[INPUT MATERIAL]:
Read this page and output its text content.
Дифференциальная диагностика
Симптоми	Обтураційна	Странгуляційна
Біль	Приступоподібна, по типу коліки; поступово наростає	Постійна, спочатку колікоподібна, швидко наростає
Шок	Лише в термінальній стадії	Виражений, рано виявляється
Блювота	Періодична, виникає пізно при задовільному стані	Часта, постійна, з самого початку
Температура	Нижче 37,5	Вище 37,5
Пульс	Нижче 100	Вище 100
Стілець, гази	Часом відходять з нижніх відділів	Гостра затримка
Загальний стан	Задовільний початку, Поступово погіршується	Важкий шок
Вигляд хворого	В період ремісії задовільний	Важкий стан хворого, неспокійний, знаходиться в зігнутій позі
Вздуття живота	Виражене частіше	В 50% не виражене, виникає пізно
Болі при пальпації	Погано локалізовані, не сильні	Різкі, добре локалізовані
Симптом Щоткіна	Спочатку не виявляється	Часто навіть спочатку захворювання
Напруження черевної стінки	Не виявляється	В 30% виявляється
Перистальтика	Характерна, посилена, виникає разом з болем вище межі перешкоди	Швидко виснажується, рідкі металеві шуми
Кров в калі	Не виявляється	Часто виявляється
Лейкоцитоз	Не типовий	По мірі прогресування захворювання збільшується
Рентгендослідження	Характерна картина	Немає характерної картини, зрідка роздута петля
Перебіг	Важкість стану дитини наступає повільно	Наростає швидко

[EXERCISE DETAILS]:
Locate the word "Часто" in the records above, and return each line that has it.

[WRITTEN RESPONSE]:
Симптом Щоткіна	Спочатку не виявляється	Часто навіть спочатку захворювання
Кров в калі	Не виявляється	Часто виявляється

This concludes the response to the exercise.